> WRITTEN INSTRUCTION
Every line of the data that contains the string "document" must be copied.

*** THE DATA ***

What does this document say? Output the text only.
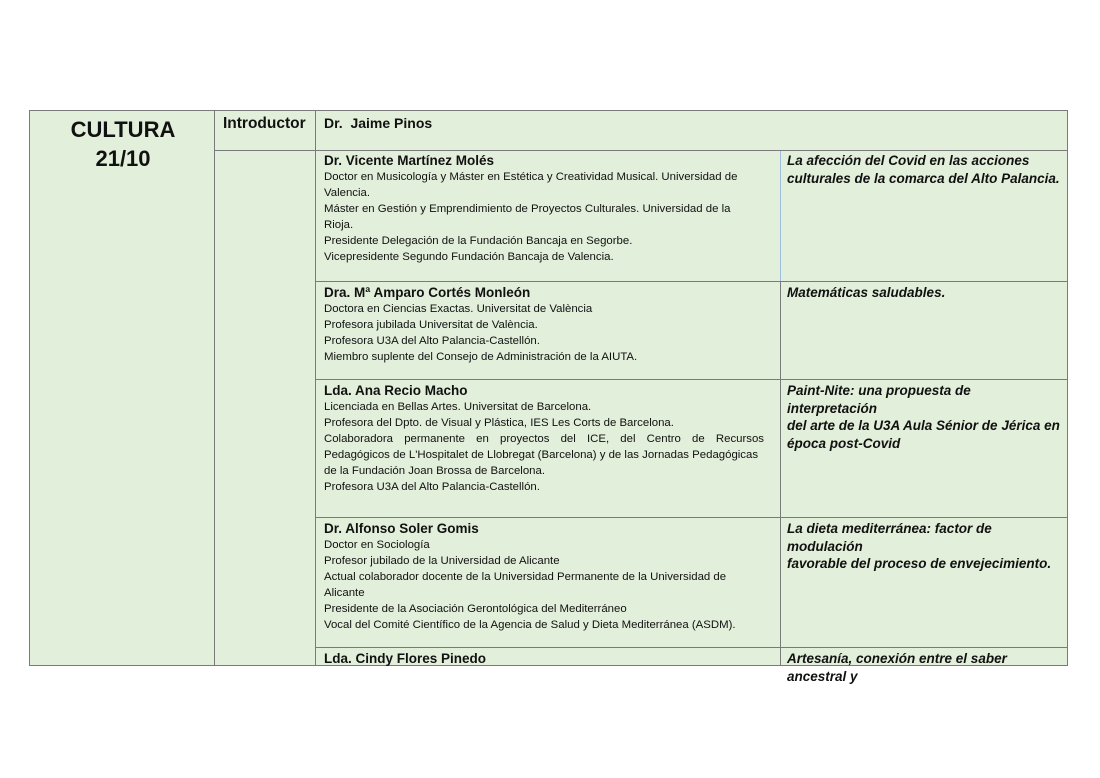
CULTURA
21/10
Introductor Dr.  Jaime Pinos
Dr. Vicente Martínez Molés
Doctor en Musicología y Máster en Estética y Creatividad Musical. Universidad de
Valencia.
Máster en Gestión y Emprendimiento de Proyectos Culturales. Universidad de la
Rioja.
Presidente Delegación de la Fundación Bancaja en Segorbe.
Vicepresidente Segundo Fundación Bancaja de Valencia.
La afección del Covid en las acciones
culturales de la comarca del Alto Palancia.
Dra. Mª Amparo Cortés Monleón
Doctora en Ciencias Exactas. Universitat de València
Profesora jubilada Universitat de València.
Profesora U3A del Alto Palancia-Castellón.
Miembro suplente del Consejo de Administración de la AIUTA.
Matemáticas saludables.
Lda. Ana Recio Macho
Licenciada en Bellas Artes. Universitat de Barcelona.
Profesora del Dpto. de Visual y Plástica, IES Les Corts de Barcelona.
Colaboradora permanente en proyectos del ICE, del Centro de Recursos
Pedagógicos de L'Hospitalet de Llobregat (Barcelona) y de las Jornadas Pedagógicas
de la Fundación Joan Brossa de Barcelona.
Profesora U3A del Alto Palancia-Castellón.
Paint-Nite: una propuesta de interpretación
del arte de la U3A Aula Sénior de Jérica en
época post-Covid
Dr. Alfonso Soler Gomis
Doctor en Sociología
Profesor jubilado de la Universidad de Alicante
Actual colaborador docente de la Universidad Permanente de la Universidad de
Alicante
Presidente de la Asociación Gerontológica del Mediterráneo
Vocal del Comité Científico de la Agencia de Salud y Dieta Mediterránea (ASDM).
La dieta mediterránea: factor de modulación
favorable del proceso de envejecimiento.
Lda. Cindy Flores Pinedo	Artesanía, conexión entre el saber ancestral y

***
*** THE DATA ***

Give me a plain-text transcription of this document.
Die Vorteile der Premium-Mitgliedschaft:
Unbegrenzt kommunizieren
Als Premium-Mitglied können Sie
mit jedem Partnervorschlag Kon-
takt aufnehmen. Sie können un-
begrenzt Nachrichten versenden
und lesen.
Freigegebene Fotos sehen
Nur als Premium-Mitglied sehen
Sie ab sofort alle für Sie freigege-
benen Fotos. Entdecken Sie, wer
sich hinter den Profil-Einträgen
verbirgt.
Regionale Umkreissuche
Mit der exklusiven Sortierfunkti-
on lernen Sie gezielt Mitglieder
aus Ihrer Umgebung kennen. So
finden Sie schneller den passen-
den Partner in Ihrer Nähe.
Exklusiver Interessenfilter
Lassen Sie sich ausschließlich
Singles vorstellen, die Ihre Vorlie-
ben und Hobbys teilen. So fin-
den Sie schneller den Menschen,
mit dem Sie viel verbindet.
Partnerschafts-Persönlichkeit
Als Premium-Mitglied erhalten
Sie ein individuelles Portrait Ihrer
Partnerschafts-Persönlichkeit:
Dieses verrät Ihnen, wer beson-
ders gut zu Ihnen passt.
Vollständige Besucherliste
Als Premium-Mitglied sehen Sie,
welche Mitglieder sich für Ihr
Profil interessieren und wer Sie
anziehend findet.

***
*** THE DATA ***

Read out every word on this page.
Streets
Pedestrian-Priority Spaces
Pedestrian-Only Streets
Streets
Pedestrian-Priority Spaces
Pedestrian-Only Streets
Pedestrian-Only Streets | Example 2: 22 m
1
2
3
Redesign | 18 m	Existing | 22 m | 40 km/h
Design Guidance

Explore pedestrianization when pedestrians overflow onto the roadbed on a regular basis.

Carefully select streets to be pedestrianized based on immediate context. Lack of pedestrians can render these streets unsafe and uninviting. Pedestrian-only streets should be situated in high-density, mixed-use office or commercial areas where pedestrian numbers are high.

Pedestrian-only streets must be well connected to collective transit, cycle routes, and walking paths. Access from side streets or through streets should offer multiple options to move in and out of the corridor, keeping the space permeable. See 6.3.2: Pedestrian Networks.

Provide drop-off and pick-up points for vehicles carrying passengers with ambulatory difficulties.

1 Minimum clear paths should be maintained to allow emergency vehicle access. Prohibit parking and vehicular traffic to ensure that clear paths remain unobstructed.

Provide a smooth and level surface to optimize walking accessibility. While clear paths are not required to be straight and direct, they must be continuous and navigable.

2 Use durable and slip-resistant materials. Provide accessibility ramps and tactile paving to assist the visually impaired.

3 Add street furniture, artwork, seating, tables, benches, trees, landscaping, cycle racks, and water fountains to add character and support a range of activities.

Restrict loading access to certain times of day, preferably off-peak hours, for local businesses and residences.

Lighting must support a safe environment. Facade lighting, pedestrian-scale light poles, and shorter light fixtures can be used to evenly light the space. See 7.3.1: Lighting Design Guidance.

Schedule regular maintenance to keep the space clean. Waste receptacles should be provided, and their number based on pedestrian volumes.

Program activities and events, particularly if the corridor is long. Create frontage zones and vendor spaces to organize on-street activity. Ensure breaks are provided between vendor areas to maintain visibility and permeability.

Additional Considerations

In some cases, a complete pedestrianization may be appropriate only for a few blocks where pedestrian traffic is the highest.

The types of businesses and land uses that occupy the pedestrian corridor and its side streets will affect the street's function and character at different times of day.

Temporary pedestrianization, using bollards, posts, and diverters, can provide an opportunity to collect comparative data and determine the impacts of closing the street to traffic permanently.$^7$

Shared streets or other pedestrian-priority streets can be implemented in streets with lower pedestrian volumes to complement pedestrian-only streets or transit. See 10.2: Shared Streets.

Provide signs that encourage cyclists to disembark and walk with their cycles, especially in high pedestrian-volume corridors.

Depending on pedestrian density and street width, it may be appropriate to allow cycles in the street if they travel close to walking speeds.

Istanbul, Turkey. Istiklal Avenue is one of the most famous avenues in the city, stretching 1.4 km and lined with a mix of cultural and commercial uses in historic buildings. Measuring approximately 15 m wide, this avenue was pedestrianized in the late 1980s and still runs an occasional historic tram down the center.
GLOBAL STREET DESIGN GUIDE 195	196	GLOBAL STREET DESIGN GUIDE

***

> CORRECT RESPONSE
What does this document say? Output the text only.
Give me a plain-text transcription of this document.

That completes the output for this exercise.